Without altering anything, repeat each of the records.
__________________________________________________
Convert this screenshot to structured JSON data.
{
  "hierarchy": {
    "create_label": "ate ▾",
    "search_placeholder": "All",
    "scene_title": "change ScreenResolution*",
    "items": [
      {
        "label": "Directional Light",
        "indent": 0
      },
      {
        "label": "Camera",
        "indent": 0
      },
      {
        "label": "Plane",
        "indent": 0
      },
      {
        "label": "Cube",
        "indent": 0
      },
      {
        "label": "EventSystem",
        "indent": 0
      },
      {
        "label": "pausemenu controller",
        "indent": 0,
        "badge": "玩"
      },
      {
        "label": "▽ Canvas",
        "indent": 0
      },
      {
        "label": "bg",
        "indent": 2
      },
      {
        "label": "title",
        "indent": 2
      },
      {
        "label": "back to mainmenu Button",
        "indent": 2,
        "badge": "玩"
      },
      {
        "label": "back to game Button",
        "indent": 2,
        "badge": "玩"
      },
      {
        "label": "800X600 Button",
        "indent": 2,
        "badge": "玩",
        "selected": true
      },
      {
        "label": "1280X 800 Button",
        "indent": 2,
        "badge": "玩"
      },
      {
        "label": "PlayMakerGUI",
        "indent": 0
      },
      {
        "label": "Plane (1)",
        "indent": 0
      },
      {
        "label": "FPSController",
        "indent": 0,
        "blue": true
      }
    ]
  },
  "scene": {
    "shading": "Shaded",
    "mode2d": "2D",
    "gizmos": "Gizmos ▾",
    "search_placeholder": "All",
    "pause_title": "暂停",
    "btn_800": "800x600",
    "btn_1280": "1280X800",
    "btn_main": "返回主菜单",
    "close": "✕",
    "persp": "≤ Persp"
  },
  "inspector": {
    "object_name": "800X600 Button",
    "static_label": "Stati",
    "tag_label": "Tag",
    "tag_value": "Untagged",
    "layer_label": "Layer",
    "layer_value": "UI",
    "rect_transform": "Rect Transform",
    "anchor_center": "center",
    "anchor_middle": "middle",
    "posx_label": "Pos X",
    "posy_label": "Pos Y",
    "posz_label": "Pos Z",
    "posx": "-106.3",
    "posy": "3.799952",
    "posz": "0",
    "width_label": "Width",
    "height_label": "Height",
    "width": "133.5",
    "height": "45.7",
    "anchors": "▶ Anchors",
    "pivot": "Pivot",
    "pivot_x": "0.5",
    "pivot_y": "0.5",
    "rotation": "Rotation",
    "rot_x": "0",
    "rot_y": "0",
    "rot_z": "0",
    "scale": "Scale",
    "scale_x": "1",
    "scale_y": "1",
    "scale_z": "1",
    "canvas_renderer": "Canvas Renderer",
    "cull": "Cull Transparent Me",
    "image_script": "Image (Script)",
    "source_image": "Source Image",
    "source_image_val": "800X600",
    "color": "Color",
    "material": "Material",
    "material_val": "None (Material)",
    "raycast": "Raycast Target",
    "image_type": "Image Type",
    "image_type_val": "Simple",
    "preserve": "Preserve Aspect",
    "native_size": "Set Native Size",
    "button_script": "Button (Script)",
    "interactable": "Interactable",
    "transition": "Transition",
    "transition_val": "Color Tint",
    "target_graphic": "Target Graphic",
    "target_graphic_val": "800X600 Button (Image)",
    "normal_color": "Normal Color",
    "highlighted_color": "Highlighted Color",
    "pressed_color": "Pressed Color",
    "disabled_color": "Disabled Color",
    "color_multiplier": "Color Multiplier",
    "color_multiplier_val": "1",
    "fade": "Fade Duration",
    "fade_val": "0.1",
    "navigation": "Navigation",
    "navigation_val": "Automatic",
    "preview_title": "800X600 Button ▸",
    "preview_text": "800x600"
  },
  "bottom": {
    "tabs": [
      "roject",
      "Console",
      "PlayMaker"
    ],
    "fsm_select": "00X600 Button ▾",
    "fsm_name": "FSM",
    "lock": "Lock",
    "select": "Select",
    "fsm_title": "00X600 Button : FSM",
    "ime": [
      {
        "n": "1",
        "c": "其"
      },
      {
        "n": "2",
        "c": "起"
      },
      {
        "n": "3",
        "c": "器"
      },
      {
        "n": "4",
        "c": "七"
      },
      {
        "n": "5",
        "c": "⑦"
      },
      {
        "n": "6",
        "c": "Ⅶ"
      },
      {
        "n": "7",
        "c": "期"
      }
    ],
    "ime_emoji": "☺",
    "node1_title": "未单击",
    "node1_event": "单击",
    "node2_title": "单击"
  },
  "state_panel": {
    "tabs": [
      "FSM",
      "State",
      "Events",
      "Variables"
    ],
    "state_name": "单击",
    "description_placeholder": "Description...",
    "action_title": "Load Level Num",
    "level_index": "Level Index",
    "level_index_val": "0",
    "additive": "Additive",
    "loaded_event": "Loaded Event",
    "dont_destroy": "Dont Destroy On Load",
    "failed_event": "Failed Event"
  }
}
__________________________________________________
• ANSWER FOR THE TASK:
Convert this screenshot to structured JSON data.
{
  "hierarchy": {
    "create_label": "ate ▾",
    "search_placeholder": "All",
    "scene_title": "change ScreenResolution*",
    "items": [
      {
        "label": "Directional Light",
        "indent": 0
      },
      {
        "label": "Camera",
        "indent": 0
      },
      {
        "label": "Plane",
        "indent": 0
      },
      {
        "label": "Cube",
        "indent": 0
      },
      {
        "label": "EventSystem",
        "indent": 0
      },
      {
        "label": "pausemenu controller",
        "indent": 0,
        "badge": "玩"
      },
      {
        "label": "▽ Canvas",
        "indent": 0
      },
      {
        "label": "bg",
        "indent": 2
      },
      {
        "label": "title",
        "indent": 2
      },
      {
        "label": "back to mainmenu Button",
        "indent": 2,
        "badge": "玩"
      },
      {
        "label": "back to game Button",
        "indent": 2,
        "badge": "玩"
      },
      {
        "label": "800X600 Button",
        "indent": 2,
        "badge": "玩",
        "selected": true
      },
      {
        "label": "1280X 800 Button",
        "indent": 2,
        "badge": "玩"
      },
      {
        "label": "PlayMakerGUI",
        "indent": 0
      },
      {
        "label": "Plane (1)",
        "indent": 0
      },
      {
        "label": "FPSController",
        "indent": 0,
        "blue": true
      }
    ]
  },
  "scene": {
    "shading": "Shaded",
    "mode2d": "2D",
    "gizmos": "Gizmos ▾",
    "search_placeholder": "All",
    "pause_title": "暂停",
    "btn_800": "800x600",
    "btn_1280": "1280X800",
    "btn_main": "返回主菜单",
    "close": "✕",
    "persp": "≤ Persp"
  },
  "inspector": {
    "object_name": "800X600 Button",
    "static_label": "Stati",
    "tag_label": "Tag",
    "tag_value": "Untagged",
    "layer_label": "Layer",
    "layer_value": "UI",
    "rect_transform": "Rect Transform",
    "anchor_center": "center",
    "anchor_middle": "middle",
    "posx_label": "Pos X",
    "posy_label": "Pos Y",
    "posz_label": "Pos Z",
    "posx": "-106.3",
    "posy": "3.799952",
    "posz": "0",
    "width_label": "Width",
    "height_label": "Height",
    "width": "133.5",
    "height": "45.7",
    "anchors": "▶ Anchors",
    "pivot": "Pivot",
    "pivot_x": "0.5",
    "pivot_y": "0.5",
    "rotation": "Rotation",
    "rot_x": "0",
    "rot_y": "0",
    "rot_z": "0",
    "scale": "Scale",
    "scale_x": "1",
    "scale_y": "1",
    "scale_z": "1",
    "canvas_renderer": "Canvas Renderer",
    "cull": "Cull Transparent Me",
    "image_script": "Image (Script)",
    "source_image": "Source Image",
    "source_image_val": "800X600",
    "color": "Color",
    "material": "Material",
    "material_val": "None (Material)",
    "raycast": "Raycast Target",
    "image_type": "Image Type",
    "image_type_val": "Simple",
    "preserve": "Preserve Aspect",
    "native_size": "Set Native Size",
    "button_script": "Button (Script)",
    "interactable": "Interactable",
    "transition": "Transition",
    "transition_val": "Color Tint",
    "target_graphic": "Target Graphic",
    "target_graphic_val": "800X600 Button (Image)",
    "normal_color": "Normal Color",
    "highlighted_color": "Highlighted Color",
    "pressed_color": "Pressed Color",
    "disabled_color": "Disabled Color",
    "color_multiplier": "Color Multiplier",
    "color_multiplier_val": "1",
    "fade": "Fade Duration",
    "fade_val": "0.1",
    "navigation": "Navigation",
    "navigation_val": "Automatic",
    "preview_title": "800X600 Button ▸",
    "preview_text": "800x600"
  },
  "bottom": {
    "tabs": [
      "roject",
      "Console",
      "PlayMaker"
    ],
    "fsm_select": "00X600 Button ▾",
    "fsm_name": "FSM",
    "lock": "Lock",
    "select": "Select",
    "fsm_title": "00X600 Button : FSM",
    "ime": [
      {
        "n": "1",
        "c": "其"
      },
      {
        "n": "2",
        "c": "起"
      },
      {
        "n": "3",
        "c": "器"
      },
      {
        "n": "4",
        "c": "七"
      },
      {
        "n": "5",
        "c": "⑦"
      },
      {
        "n": "6",
        "c": "Ⅶ"
      },
      {
        "n": "7",
        "c": "期"
      }
    ],
    "ime_emoji": "☺",
    "node1_title": "未单击",
    "node1_event": "单击",
    "node2_title": "单击"
  },
  "state_panel": {
    "tabs": [
      "FSM",
      "State",
      "Events",
      "Variables"
    ],
    "state_name": "单击",
    "description_placeholder": "Description...",
    "action_title": "Load Level Num",
    "level_index": "Level Index",
    "level_index_val": "0",
    "additive": "Additive",
    "loaded_event": "Loaded Event",
    "dont_destroy": "Dont Destroy On Load",
    "failed_event": "Failed Event"
  }
}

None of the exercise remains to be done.